Task instructions — Retype all the entries word for word, but omit the pictures.
== Provided records ==
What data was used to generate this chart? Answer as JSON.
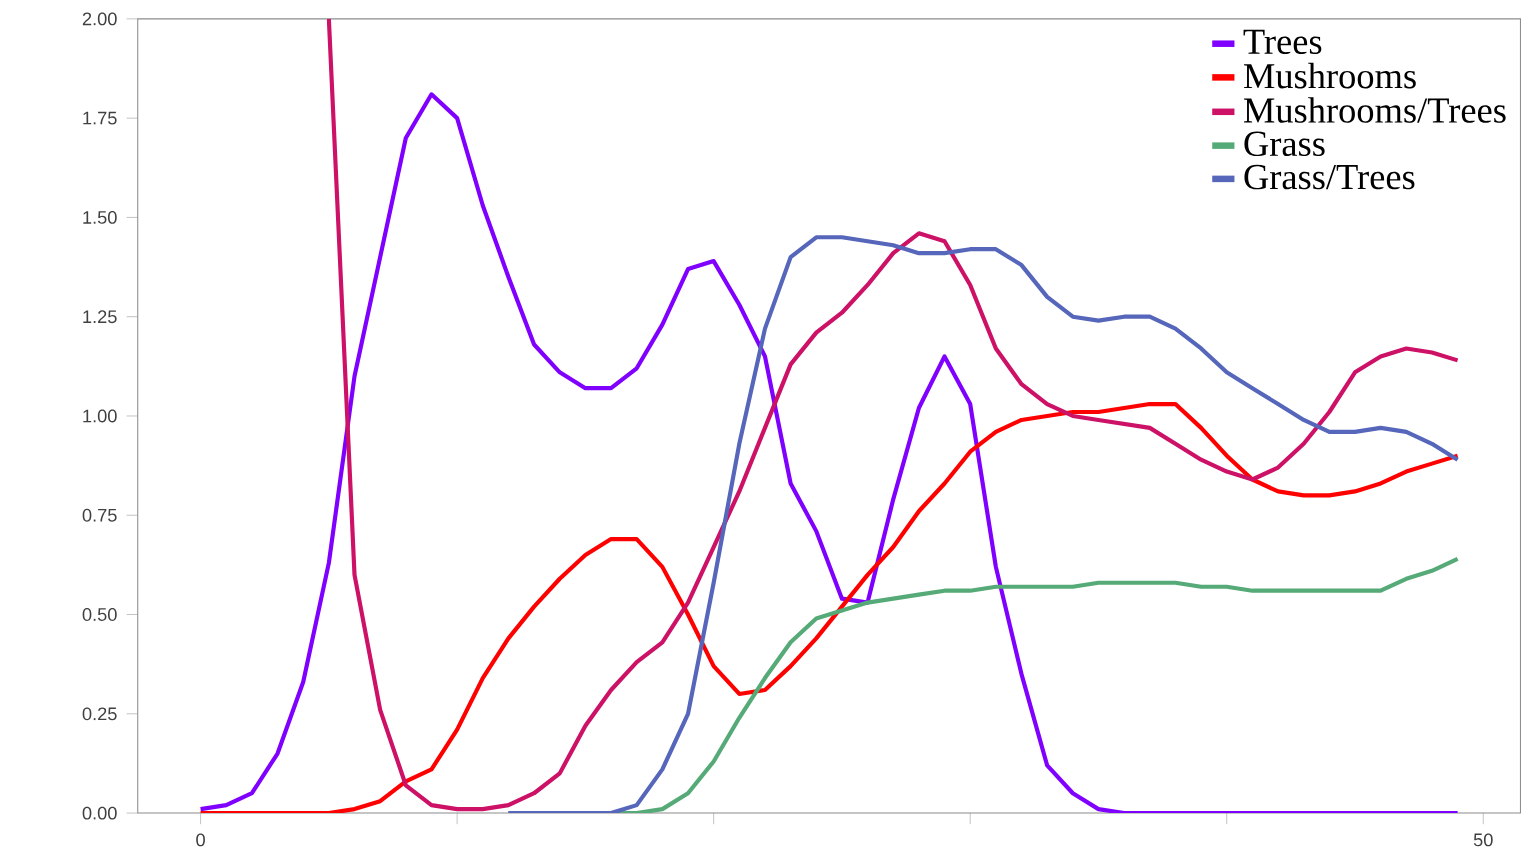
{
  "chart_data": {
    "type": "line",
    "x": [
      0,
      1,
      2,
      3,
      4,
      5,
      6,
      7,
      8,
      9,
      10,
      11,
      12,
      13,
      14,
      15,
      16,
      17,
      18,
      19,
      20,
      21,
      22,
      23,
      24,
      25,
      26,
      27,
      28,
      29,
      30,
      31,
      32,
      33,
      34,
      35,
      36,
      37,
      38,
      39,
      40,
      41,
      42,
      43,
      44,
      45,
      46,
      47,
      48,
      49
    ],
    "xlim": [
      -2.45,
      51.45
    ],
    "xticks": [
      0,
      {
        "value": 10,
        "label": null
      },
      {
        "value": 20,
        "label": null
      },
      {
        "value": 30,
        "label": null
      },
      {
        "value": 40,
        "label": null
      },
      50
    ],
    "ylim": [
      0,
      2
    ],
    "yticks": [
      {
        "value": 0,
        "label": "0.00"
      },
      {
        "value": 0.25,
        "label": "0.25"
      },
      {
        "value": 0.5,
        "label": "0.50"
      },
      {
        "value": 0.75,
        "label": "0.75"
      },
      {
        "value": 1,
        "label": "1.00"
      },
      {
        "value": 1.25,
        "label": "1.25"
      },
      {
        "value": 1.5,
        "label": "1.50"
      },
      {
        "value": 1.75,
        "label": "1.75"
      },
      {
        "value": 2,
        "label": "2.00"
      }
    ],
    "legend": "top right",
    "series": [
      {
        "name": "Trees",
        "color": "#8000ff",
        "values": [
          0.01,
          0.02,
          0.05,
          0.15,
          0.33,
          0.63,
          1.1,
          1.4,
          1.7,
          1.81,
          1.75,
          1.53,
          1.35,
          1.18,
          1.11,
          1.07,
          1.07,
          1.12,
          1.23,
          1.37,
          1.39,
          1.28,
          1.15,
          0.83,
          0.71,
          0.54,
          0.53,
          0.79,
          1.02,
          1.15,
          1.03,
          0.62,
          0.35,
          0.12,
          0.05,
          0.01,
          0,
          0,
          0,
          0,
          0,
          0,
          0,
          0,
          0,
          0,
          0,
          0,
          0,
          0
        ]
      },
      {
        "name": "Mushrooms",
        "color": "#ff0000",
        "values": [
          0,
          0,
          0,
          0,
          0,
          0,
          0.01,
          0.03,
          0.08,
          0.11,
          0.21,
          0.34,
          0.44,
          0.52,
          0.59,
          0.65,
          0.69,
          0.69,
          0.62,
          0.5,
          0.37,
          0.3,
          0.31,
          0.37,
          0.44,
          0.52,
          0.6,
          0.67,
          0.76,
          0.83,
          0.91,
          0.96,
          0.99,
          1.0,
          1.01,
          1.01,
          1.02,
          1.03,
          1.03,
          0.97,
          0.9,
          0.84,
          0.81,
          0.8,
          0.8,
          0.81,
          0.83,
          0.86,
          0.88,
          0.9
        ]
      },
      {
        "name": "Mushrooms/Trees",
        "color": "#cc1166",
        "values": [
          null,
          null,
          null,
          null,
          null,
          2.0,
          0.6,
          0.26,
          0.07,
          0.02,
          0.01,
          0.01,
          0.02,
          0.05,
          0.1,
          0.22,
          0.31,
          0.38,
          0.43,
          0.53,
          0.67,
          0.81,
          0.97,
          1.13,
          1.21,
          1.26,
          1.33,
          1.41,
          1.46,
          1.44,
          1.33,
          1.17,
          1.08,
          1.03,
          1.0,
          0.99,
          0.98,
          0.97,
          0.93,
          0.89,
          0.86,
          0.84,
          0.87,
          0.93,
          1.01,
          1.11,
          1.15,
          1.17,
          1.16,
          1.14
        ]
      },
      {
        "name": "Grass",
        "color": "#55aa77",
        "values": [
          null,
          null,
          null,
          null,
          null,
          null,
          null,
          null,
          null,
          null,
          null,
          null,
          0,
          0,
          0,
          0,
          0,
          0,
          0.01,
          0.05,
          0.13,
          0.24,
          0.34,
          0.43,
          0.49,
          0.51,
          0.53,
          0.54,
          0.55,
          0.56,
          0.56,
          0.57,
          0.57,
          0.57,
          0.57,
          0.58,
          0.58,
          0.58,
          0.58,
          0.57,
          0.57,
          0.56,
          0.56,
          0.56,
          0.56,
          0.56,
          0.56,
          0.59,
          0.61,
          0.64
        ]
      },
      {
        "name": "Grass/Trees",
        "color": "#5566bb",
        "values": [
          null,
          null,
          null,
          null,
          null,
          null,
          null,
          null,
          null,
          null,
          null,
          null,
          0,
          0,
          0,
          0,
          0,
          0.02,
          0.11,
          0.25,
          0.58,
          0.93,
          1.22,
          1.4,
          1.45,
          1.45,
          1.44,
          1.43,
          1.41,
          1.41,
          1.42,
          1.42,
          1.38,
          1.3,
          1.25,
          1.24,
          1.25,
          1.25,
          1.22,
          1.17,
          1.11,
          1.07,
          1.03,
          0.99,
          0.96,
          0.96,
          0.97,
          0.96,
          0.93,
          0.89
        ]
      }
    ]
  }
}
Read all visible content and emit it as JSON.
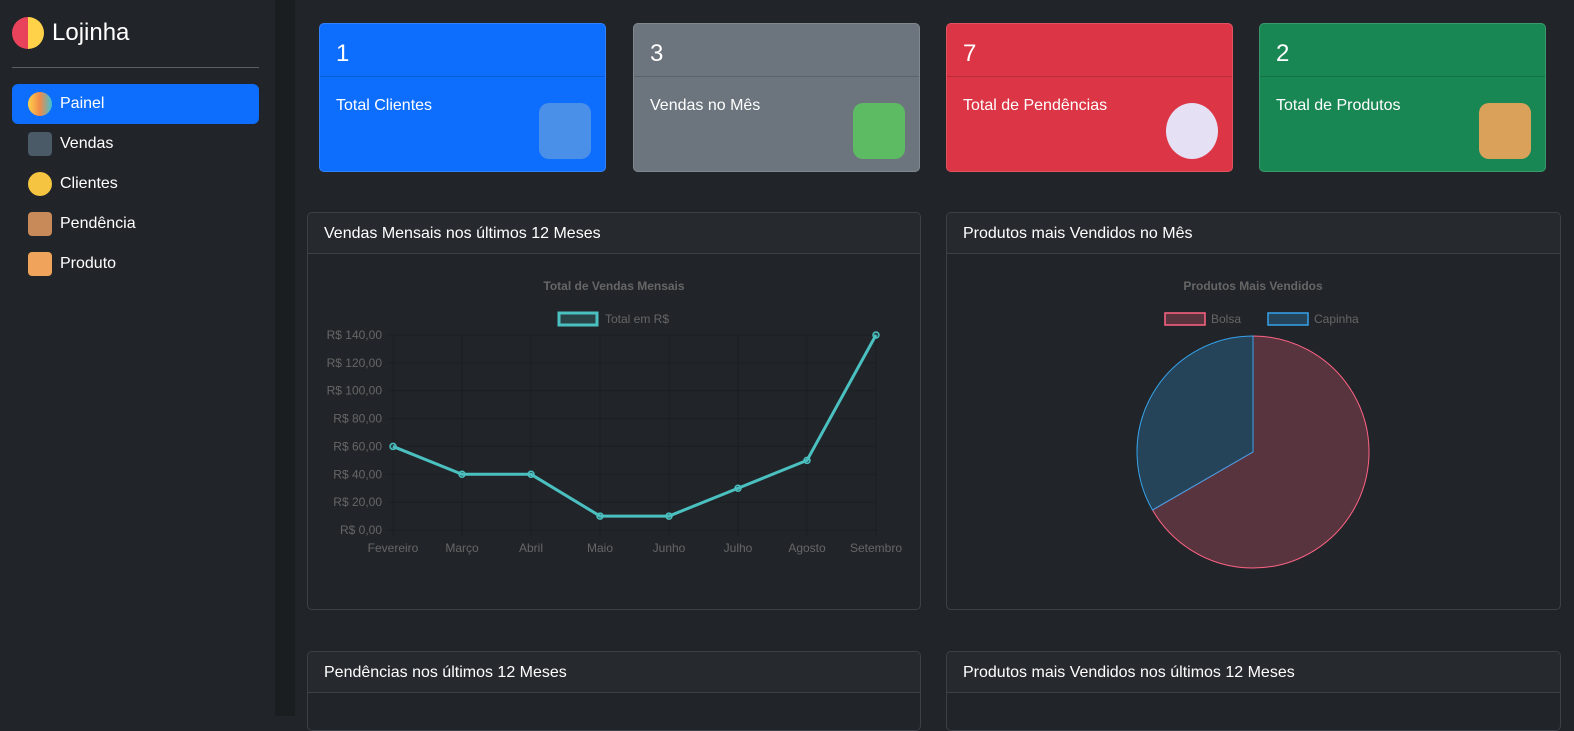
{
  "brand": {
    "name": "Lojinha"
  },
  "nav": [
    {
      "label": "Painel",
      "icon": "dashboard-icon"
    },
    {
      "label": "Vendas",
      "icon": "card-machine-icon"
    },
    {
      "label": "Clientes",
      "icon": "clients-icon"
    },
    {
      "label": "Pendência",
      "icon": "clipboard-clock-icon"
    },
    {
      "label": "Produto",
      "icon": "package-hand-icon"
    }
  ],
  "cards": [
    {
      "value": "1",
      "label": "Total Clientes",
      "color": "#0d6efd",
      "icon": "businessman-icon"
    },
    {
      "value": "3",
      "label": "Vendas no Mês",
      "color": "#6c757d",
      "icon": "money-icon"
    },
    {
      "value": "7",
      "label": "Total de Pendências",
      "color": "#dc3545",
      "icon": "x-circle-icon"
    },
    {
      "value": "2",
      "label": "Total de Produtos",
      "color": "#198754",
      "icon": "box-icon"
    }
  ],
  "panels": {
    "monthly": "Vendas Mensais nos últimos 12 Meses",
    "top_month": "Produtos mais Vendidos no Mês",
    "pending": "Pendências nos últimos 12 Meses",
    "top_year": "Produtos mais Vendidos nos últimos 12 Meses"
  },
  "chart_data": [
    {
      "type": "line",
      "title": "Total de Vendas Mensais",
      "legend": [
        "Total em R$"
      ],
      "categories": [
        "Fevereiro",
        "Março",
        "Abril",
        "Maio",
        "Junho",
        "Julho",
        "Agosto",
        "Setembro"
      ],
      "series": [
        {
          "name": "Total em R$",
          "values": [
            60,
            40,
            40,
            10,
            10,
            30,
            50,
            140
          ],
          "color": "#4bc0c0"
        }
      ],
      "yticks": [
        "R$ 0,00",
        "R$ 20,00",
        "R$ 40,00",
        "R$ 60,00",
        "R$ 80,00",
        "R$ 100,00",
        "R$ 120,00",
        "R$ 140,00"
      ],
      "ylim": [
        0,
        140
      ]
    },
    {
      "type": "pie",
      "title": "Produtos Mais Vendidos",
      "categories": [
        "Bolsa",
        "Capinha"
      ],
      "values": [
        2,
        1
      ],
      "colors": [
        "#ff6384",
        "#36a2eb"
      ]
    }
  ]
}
===
Full answer —
What data was used to generate this chart? Answer as JSON.
{
  "chart_data": {
    "type": "line",
    "x": [
      0,
      1,
      2,
      3,
      4,
      5,
      6,
      7,
      8,
      9,
      10,
      11,
      12,
      13,
      14,
      15,
      16,
      17,
      18,
      19,
      20,
      21,
      22,
      23,
      24,
      25,
      26,
      27,
      28,
      29,
      30,
      31,
      32,
      33,
      34,
      35,
      36,
      37,
      38,
      39,
      40,
      41,
      42,
      43,
      44,
      45,
      46,
      47,
      48,
      49
    ],
    "xlim": [
      -2.45,
      51.45
    ],
    "xticks": [
      0,
      {
        "value": 10,
        "label": null
      },
      {
        "value": 20,
        "label": null
      },
      {
        "value": 30,
        "label": null
      },
      {
        "value": 40,
        "label": null
      },
      50
    ],
    "ylim": [
      0,
      2
    ],
    "yticks": [
      {
        "value": 0,
        "label": "0.00"
      },
      {
        "value": 0.25,
        "label": "0.25"
      },
      {
        "value": 0.5,
        "label": "0.50"
      },
      {
        "value": 0.75,
        "label": "0.75"
      },
      {
        "value": 1,
        "label": "1.00"
      },
      {
        "value": 1.25,
        "label": "1.25"
      },
      {
        "value": 1.5,
        "label": "1.50"
      },
      {
        "value": 1.75,
        "label": "1.75"
      },
      {
        "value": 2,
        "label": "2.00"
      }
    ],
    "legend": "top right",
    "series": [
      {
        "name": "Trees",
        "color": "#8000ff",
        "values": [
          0.01,
          0.02,
          0.05,
          0.15,
          0.33,
          0.63,
          1.1,
          1.4,
          1.7,
          1.81,
          1.75,
          1.53,
          1.35,
          1.18,
          1.11,
          1.07,
          1.07,
          1.12,
          1.23,
          1.37,
          1.39,
          1.28,
          1.15,
          0.83,
          0.71,
          0.54,
          0.53,
          0.79,
          1.02,
          1.15,
          1.03,
          0.62,
          0.35,
          0.12,
          0.05,
          0.01,
          0,
          0,
          0,
          0,
          0,
          0,
          0,
          0,
          0,
          0,
          0,
          0,
          0,
          0
        ]
      },
      {
        "name": "Mushrooms",
        "color": "#ff0000",
        "values": [
          0,
          0,
          0,
          0,
          0,
          0,
          0.01,
          0.03,
          0.08,
          0.11,
          0.21,
          0.34,
          0.44,
          0.52,
          0.59,
          0.65,
          0.69,
          0.69,
          0.62,
          0.5,
          0.37,
          0.3,
          0.31,
          0.37,
          0.44,
          0.52,
          0.6,
          0.67,
          0.76,
          0.83,
          0.91,
          0.96,
          0.99,
          1.0,
          1.01,
          1.01,
          1.02,
          1.03,
          1.03,
          0.97,
          0.9,
          0.84,
          0.81,
          0.8,
          0.8,
          0.81,
          0.83,
          0.86,
          0.88,
          0.9
        ]
      },
      {
        "name": "Mushrooms/Trees",
        "color": "#cc1166",
        "values": [
          null,
          null,
          null,
          null,
          null,
          2.0,
          0.6,
          0.26,
          0.07,
          0.02,
          0.01,
          0.01,
          0.02,
          0.05,
          0.1,
          0.22,
          0.31,
          0.38,
          0.43,
          0.53,
          0.67,
          0.81,
          0.97,
          1.13,
          1.21,
          1.26,
          1.33,
          1.41,
          1.46,
          1.44,
          1.33,
          1.17,
          1.08,
          1.03,
          1.0,
          0.99,
          0.98,
          0.97,
          0.93,
          0.89,
          0.86,
          0.84,
          0.87,
          0.93,
          1.01,
          1.11,
          1.15,
          1.17,
          1.16,
          1.14
        ]
      },
      {
        "name": "Grass",
        "color": "#55aa77",
        "values": [
          null,
          null,
          null,
          null,
          null,
          null,
          null,
          null,
          null,
          null,
          null,
          null,
          0,
          0,
          0,
          0,
          0,
          0,
          0.01,
          0.05,
          0.13,
          0.24,
          0.34,
          0.43,
          0.49,
          0.51,
          0.53,
          0.54,
          0.55,
          0.56,
          0.56,
          0.57,
          0.57,
          0.57,
          0.57,
          0.58,
          0.58,
          0.58,
          0.58,
          0.57,
          0.57,
          0.56,
          0.56,
          0.56,
          0.56,
          0.56,
          0.56,
          0.59,
          0.61,
          0.64
        ]
      },
      {
        "name": "Grass/Trees",
        "color": "#5566bb",
        "values": [
          null,
          null,
          null,
          null,
          null,
          null,
          null,
          null,
          null,
          null,
          null,
          null,
          0,
          0,
          0,
          0,
          0,
          0.02,
          0.11,
          0.25,
          0.58,
          0.93,
          1.22,
          1.4,
          1.45,
          1.45,
          1.44,
          1.43,
          1.41,
          1.41,
          1.42,
          1.42,
          1.38,
          1.3,
          1.25,
          1.24,
          1.25,
          1.25,
          1.22,
          1.17,
          1.11,
          1.07,
          1.03,
          0.99,
          0.96,
          0.96,
          0.97,
          0.96,
          0.93,
          0.89
        ]
      }
    ]
  }
}
Read all visible content and emit it as JSON.
{
  "brand": {
    "name": "Lojinha"
  },
  "nav": [
    {
      "label": "Painel",
      "icon": "dashboard-icon"
    },
    {
      "label": "Vendas",
      "icon": "card-machine-icon"
    },
    {
      "label": "Clientes",
      "icon": "clients-icon"
    },
    {
      "label": "Pendência",
      "icon": "clipboard-clock-icon"
    },
    {
      "label": "Produto",
      "icon": "package-hand-icon"
    }
  ],
  "cards": [
    {
      "value": "1",
      "label": "Total Clientes",
      "color": "#0d6efd",
      "icon": "businessman-icon"
    },
    {
      "value": "3",
      "label": "Vendas no Mês",
      "color": "#6c757d",
      "icon": "money-icon"
    },
    {
      "value": "7",
      "label": "Total de Pendências",
      "color": "#dc3545",
      "icon": "x-circle-icon"
    },
    {
      "value": "2",
      "label": "Total de Produtos",
      "color": "#198754",
      "icon": "box-icon"
    }
  ],
  "panels": {
    "monthly": "Vendas Mensais nos últimos 12 Meses",
    "top_month": "Produtos mais Vendidos no Mês",
    "pending": "Pendências nos últimos 12 Meses",
    "top_year": "Produtos mais Vendidos nos últimos 12 Meses"
  },
  "chart_data": [
    {
      "type": "line",
      "title": "Total de Vendas Mensais",
      "legend": [
        "Total em R$"
      ],
      "categories": [
        "Fevereiro",
        "Março",
        "Abril",
        "Maio",
        "Junho",
        "Julho",
        "Agosto",
        "Setembro"
      ],
      "series": [
        {
          "name": "Total em R$",
          "values": [
            60,
            40,
            40,
            10,
            10,
            30,
            50,
            140
          ],
          "color": "#4bc0c0"
        }
      ],
      "yticks": [
        "R$ 0,00",
        "R$ 20,00",
        "R$ 40,00",
        "R$ 60,00",
        "R$ 80,00",
        "R$ 100,00",
        "R$ 120,00",
        "R$ 140,00"
      ],
      "ylim": [
        0,
        140
      ]
    },
    {
      "type": "pie",
      "title": "Produtos Mais Vendidos",
      "categories": [
        "Bolsa",
        "Capinha"
      ],
      "values": [
        2,
        1
      ],
      "colors": [
        "#ff6384",
        "#36a2eb"
      ]
    }
  ]
}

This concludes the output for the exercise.